- _EXERCISE DIRECTIONS_
Copy each line of the entries beneath that contains the word "Spot".

(Rows from a figure dataset)
[Start]

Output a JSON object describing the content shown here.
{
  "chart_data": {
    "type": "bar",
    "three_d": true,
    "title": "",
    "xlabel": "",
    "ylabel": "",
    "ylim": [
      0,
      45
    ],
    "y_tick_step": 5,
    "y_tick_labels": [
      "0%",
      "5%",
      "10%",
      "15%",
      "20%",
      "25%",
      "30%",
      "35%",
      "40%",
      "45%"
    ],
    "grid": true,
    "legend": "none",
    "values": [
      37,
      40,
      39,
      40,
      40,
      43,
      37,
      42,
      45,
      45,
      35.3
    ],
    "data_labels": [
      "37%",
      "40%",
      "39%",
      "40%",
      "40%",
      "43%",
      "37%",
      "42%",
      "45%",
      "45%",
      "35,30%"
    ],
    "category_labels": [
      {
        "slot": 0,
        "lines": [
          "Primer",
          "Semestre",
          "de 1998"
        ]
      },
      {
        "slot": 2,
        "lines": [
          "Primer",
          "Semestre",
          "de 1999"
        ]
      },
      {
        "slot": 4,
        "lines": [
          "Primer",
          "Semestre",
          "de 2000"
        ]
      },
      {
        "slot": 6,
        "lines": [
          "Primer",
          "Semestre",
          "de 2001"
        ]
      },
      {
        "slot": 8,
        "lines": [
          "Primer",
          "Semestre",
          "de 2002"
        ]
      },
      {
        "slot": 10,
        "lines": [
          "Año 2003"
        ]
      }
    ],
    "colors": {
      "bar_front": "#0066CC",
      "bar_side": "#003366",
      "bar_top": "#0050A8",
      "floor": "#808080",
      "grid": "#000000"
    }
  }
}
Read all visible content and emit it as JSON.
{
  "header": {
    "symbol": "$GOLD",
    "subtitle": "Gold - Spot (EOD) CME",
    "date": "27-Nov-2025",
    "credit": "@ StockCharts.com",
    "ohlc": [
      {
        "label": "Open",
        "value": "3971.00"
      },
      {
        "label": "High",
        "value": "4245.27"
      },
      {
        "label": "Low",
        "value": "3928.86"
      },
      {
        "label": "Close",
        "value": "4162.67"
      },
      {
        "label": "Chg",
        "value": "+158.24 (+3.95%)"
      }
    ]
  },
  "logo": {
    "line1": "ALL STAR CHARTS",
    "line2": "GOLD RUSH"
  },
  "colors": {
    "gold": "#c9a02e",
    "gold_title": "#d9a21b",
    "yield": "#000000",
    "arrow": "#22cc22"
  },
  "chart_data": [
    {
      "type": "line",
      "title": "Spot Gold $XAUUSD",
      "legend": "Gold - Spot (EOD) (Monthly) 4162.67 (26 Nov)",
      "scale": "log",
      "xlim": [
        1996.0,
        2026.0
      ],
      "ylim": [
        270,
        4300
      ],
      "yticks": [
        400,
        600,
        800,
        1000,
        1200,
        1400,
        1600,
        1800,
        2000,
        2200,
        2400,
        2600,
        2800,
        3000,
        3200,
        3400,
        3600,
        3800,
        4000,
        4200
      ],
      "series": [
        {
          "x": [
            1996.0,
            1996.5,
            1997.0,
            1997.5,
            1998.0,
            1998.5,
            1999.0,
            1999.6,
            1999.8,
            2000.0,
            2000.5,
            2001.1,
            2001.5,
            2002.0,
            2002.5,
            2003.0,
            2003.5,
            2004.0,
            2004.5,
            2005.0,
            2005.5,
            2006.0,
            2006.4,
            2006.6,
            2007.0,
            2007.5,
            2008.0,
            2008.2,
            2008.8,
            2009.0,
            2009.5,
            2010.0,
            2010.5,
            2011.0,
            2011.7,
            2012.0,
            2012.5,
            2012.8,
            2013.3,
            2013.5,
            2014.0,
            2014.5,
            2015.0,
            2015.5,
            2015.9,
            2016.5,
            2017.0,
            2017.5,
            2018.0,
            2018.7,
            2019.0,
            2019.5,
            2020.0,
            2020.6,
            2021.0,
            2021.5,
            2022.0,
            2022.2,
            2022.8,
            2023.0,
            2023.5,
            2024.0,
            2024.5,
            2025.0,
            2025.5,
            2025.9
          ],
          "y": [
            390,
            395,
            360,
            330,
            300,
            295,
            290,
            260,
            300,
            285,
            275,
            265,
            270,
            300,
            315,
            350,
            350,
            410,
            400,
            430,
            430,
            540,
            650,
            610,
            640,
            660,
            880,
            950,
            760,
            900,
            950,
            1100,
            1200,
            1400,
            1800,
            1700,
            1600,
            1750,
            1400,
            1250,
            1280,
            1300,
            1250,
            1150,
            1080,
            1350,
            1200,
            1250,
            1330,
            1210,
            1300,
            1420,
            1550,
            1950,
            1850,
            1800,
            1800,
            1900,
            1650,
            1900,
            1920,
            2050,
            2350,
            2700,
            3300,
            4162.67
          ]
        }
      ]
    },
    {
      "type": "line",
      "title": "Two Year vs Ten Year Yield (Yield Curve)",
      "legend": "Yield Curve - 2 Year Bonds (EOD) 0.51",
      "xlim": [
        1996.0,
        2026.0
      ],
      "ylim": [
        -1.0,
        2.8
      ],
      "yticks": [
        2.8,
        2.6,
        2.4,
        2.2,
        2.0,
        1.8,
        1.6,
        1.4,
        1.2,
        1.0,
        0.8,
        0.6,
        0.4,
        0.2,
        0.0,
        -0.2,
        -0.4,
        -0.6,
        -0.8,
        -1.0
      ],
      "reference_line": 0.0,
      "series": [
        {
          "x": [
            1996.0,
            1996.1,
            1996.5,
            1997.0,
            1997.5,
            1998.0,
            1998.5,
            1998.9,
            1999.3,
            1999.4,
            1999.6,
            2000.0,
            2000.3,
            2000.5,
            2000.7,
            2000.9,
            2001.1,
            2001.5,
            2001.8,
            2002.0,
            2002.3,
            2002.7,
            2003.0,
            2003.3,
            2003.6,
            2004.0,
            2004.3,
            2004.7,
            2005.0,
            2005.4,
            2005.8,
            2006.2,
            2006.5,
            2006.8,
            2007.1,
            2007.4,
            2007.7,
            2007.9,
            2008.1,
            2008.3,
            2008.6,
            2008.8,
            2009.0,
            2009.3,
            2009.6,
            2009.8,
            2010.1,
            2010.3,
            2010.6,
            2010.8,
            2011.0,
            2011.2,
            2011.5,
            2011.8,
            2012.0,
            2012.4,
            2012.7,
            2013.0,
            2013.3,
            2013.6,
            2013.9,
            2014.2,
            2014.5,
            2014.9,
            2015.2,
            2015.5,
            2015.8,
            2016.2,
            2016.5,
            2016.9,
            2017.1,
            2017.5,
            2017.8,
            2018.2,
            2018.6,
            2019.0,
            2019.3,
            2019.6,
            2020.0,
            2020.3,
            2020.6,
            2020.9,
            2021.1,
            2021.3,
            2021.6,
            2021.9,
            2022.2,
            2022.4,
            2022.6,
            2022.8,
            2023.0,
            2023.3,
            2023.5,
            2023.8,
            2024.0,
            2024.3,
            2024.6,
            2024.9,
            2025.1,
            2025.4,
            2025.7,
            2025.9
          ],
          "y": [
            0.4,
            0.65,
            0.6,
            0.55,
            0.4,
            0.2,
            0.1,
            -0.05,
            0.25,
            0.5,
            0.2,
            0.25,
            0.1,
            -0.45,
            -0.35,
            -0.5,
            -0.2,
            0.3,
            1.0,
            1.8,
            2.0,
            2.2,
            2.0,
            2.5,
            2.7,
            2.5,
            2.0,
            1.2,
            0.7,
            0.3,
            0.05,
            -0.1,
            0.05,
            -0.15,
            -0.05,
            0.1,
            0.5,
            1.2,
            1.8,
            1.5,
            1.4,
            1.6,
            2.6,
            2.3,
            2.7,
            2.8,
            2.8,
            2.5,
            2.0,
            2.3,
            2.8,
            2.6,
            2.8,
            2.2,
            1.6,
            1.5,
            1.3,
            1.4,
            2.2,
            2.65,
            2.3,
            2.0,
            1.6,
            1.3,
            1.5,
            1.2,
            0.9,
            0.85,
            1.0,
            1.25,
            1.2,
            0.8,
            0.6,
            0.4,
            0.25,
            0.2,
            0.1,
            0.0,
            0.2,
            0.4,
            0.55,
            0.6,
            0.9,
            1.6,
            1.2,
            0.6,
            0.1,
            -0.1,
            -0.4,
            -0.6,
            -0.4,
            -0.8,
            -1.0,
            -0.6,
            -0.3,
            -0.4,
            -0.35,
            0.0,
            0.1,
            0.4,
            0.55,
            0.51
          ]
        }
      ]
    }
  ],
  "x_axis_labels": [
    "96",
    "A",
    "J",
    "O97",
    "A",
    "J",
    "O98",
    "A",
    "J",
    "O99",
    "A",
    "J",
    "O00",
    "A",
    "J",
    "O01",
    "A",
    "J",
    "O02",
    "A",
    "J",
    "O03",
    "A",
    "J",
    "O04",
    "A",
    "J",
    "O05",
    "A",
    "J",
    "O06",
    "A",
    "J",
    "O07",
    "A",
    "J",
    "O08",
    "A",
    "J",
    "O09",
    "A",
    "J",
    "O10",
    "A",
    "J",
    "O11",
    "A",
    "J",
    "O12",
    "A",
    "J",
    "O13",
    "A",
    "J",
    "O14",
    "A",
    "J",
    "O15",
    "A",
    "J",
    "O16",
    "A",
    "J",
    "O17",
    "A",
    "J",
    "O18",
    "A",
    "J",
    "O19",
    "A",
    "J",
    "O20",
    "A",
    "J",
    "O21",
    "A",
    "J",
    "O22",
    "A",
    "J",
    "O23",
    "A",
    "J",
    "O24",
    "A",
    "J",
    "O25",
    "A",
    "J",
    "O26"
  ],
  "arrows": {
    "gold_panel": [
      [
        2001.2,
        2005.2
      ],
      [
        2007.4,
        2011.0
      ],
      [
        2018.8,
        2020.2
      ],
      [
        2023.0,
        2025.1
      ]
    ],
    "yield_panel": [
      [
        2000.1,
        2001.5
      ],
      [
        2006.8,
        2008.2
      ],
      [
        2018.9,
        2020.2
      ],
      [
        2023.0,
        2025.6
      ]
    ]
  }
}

[End]

- _RESPONSE TO THE EXERCISE_
    "subtitle": "Gold - Spot (EOD) CME",
      "title": "Spot Gold $XAUUSD",
      "legend": "Gold - Spot (EOD) (Monthly) 4162.67 (26 Nov)",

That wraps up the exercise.